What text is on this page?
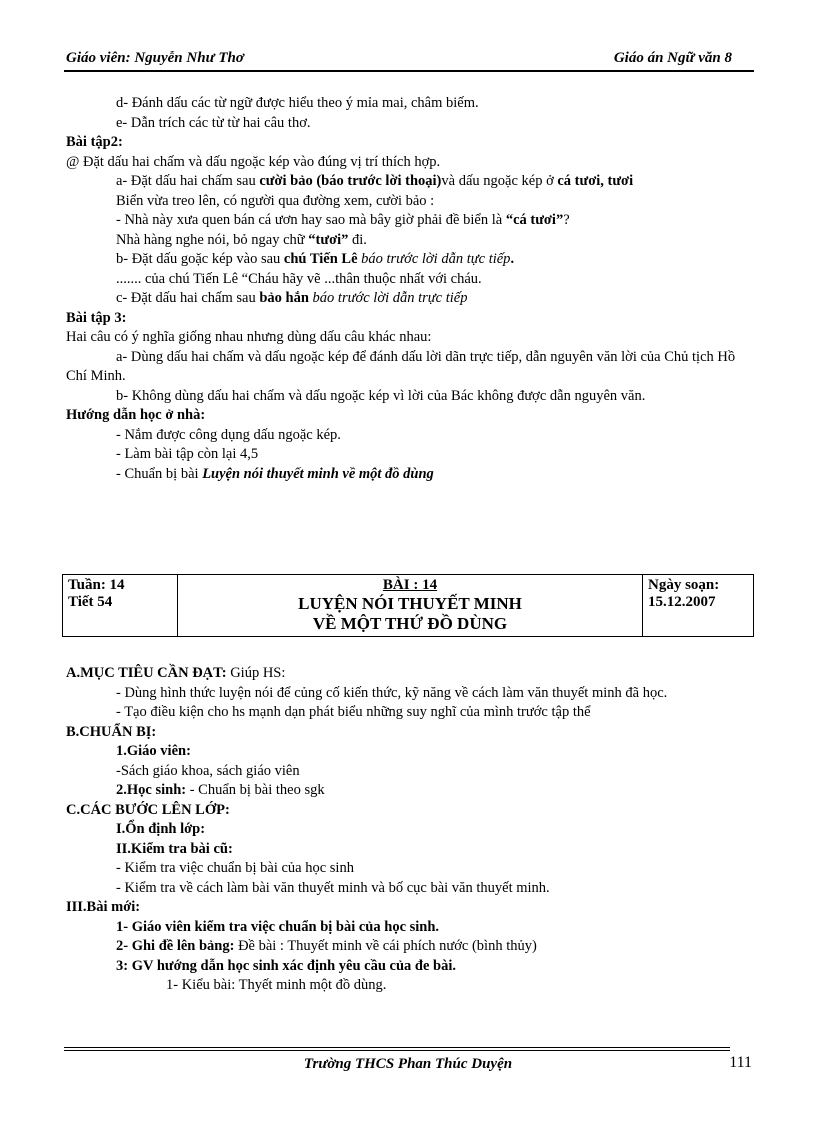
Giáo viên: Nguyễn Như Thơ	Giáo án Ngữ văn 8

d- Đánh dấu các từ ngữ được hiểu theo ý mỉa mai, châm biếm.

e- Dẫn trích các từ từ hai câu thơ.

Bài tập2:

@ Đặt dấu hai chấm và dấu ngoặc kép vào đúng vị trí thích hợp.

a- Đặt dấu hai chấm sau cười bảo (báo trước lời thoại)và dấu ngoặc kép ở cá tươi, tươi

Biển vừa treo lên, có người qua đường xem, cười bảo :

- Nhà này xưa quen bán cá ươn hay sao mà bây giờ phải đề biển là “cá tươi”?

Nhà hàng nghe nói, bỏ ngay chữ “tươi” đi.

b- Đặt dấu goặc kép vào sau chú Tiến Lê báo trước lời dẫn tực tiếp.

....... của chú Tiến Lê “Cháu hãy vẽ ...thân thuộc nhất với cháu.

c- Đặt dấu hai chấm sau bảo hắn báo trước lời dẫn trực tiếp

Bài tập 3:

Hai câu có ý nghĩa giống nhau nhưng dùng dấu câu khác nhau:

a- Dùng dấu hai chấm và dấu ngoặc kép để đánh dấu lời dãn trực tiếp, dẫn nguyên văn lời của Chủ tịch Hồ Chí Minh.

b- Không dùng dấu hai chấm và dấu ngoặc kép vì lời của Bác không được dẫn nguyên văn.

Hướng dẫn học ở nhà:

- Nắm được công dụng dấu ngoặc kép.

- Làm bài tập còn lại 4,5

- Chuẩn bị bài Luyện nói thuyết minh về một đồ dùng

Tuần: 14
Tiết 54

BÀI : 14
LUYỆN NÓI THUYẾT MINH
VỀ MỘT THỨ ĐỒ DÙNG

Ngày soạn:
15.12.2007

A.MỤC TIÊU CẦN ĐẠT: Giúp HS:

- Dùng hình thức luyện nói để củng cố kiến thức, kỹ năng về cách làm văn thuyết minh đã học.

- Tạo điều kiện cho hs mạnh dạn phát biểu những suy nghĩ của mình trước tập thể

B.CHUẨN BỊ:

1.Giáo viên:

-Sách giáo khoa, sách giáo viên

2.Học sinh: - Chuẩn bị bài theo sgk

C.CÁC BƯỚC LÊN LỚP:

I.Ổn định lớp:

II.Kiểm tra bài cũ:

- Kiểm tra việc chuẩn bị bài của học sinh

- Kiểm tra về cách làm bài văn thuyết minh và bố cục bài văn thuyết minh.

III.Bài mới:

1- Giáo viên kiểm tra việc chuẩn bị bài của học sinh.

2- Ghi đề lên bảng: Đề bài : Thuyết minh về cái phích nước (bình thủy)

3: GV hướng dẫn học sinh xác định yêu cầu của đe bài.

1- Kiểu bài: Thyết minh một đồ dùng.

Trường THCS Phan Thúc Duyện	111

◇ ◇ ◇ ◇ ◇

■ **Exercise task**: Tally up the lines in the records that contain the word "trực" and give only the total.

■ **Task answer**: 2